• _Task goal_
Identify the lines that contain the string "JSON" and copy all of them.
---*---
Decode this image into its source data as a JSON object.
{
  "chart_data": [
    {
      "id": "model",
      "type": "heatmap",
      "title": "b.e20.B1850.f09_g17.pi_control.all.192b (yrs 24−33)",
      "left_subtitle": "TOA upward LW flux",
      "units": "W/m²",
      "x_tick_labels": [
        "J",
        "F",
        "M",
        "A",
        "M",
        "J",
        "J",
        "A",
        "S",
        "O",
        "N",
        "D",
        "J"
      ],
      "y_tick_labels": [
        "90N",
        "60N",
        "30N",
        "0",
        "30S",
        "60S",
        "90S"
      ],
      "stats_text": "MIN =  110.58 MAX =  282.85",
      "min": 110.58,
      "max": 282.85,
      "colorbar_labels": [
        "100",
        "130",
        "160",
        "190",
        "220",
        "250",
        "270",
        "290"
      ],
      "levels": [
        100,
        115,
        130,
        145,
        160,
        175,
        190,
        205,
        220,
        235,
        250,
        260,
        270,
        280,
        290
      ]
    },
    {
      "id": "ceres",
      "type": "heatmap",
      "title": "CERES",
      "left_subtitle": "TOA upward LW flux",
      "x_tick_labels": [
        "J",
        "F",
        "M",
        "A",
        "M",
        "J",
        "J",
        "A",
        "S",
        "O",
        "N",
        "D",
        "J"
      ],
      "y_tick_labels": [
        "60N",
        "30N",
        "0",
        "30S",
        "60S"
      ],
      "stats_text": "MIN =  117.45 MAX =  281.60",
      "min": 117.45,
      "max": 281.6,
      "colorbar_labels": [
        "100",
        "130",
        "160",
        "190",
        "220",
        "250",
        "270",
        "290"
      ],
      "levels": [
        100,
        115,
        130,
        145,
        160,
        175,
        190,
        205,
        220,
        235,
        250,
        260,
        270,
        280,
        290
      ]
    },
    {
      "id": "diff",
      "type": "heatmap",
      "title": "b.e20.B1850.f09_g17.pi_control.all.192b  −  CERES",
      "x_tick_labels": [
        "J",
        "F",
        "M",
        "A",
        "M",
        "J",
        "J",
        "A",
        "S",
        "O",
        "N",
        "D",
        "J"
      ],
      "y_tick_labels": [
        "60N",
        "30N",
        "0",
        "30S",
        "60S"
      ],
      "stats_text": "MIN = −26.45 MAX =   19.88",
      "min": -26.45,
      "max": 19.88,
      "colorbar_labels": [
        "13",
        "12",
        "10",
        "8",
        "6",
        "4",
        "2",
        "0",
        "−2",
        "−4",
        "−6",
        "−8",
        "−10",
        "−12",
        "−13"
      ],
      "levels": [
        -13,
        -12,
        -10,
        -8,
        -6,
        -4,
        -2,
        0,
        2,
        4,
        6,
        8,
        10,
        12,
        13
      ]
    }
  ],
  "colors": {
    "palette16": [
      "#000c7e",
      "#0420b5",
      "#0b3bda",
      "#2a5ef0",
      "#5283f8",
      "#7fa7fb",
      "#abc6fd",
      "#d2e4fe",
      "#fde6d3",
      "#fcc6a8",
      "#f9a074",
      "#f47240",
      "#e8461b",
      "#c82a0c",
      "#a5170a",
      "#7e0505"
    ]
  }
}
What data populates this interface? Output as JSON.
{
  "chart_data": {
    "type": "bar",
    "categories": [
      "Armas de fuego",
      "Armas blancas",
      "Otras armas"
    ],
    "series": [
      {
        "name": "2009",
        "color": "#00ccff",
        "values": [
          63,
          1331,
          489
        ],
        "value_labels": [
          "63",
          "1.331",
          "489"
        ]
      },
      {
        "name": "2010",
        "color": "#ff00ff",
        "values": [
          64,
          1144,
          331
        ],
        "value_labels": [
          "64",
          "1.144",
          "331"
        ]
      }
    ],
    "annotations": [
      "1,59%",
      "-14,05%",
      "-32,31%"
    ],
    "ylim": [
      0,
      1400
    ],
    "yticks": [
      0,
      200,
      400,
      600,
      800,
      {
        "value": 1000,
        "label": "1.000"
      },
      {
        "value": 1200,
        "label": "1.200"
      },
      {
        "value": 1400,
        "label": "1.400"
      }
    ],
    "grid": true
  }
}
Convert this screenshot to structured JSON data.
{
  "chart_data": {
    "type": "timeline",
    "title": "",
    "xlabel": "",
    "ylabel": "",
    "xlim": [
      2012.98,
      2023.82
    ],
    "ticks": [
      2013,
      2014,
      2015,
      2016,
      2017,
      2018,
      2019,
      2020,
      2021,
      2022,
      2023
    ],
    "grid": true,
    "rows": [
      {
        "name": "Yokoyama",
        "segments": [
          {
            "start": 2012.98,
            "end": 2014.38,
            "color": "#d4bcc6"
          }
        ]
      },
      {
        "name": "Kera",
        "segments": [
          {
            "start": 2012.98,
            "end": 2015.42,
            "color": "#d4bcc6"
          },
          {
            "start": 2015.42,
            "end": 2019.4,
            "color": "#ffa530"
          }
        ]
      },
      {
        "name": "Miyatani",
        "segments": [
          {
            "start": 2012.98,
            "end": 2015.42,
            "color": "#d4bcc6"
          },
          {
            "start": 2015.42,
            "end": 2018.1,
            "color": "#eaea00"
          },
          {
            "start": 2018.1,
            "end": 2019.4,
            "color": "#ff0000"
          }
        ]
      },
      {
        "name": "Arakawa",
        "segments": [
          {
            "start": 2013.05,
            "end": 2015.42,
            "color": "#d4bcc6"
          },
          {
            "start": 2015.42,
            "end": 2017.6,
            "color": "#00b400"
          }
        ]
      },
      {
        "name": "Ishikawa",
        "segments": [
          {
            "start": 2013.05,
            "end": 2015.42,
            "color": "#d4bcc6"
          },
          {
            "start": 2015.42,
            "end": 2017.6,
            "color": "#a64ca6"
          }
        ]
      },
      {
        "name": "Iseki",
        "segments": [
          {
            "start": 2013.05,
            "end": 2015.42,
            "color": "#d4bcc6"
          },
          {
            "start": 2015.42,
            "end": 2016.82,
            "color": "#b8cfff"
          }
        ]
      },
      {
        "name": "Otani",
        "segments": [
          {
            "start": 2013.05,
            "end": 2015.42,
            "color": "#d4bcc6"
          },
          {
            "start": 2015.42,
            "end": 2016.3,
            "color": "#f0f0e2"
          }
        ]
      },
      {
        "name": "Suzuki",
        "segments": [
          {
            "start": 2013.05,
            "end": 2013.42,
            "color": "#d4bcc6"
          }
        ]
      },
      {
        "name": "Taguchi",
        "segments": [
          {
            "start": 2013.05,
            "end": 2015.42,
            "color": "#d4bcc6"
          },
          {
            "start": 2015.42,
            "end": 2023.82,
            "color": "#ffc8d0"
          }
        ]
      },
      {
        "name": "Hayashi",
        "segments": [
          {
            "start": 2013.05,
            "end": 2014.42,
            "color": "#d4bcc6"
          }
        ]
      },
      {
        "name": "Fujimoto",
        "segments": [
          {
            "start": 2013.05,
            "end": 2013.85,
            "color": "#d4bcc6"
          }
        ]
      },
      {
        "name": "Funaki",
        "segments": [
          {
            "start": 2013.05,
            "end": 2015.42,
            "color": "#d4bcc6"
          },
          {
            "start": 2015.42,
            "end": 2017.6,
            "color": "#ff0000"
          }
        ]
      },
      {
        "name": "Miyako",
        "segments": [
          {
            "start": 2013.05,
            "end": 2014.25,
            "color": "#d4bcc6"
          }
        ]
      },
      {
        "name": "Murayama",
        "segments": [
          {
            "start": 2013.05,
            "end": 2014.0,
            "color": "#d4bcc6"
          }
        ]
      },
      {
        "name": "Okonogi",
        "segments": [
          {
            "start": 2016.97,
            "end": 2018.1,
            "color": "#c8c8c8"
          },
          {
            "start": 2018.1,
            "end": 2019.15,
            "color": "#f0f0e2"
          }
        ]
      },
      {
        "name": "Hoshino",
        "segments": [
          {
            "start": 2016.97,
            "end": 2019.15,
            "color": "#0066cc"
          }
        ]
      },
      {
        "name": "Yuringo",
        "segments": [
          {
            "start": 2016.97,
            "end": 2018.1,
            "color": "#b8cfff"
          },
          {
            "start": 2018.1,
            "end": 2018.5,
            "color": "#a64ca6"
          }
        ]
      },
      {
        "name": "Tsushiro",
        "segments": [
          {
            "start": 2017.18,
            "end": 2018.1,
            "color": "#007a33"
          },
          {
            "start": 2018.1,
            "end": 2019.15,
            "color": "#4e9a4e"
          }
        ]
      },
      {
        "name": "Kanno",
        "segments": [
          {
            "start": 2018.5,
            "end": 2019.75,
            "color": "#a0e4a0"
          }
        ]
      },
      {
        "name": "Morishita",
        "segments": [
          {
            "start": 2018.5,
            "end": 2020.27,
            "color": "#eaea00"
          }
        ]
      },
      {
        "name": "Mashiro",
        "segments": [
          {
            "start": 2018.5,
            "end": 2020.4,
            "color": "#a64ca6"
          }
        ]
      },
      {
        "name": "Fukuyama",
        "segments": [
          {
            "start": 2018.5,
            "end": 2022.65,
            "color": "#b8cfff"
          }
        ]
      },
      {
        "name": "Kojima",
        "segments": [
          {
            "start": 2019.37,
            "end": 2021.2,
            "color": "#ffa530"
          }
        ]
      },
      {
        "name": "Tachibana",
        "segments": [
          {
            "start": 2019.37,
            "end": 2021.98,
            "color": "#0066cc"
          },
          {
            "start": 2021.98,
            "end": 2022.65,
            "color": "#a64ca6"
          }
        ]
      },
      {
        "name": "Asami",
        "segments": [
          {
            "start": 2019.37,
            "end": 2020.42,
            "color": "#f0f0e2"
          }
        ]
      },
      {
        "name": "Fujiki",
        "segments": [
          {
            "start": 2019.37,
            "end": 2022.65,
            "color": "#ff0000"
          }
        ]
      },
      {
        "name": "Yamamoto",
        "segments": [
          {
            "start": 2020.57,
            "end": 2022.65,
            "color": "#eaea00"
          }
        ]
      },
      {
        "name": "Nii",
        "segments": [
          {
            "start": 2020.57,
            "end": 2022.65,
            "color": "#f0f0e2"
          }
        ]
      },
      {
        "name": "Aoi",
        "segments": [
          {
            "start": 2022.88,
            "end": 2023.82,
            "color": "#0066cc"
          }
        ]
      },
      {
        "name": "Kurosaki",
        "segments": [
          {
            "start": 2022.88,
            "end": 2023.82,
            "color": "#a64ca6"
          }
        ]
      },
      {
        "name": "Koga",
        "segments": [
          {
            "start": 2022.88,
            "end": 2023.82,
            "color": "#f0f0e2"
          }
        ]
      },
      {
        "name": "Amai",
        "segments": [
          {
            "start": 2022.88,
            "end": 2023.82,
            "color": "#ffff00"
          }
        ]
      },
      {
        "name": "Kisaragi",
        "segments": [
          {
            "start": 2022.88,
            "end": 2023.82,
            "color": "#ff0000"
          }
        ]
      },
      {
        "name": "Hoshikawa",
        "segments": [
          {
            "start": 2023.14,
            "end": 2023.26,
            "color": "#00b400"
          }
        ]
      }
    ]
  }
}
---*---
• _The solution_
Decode this image into its source data as a JSON object.
What data populates this interface? Output as JSON.
Convert this screenshot to structured JSON data.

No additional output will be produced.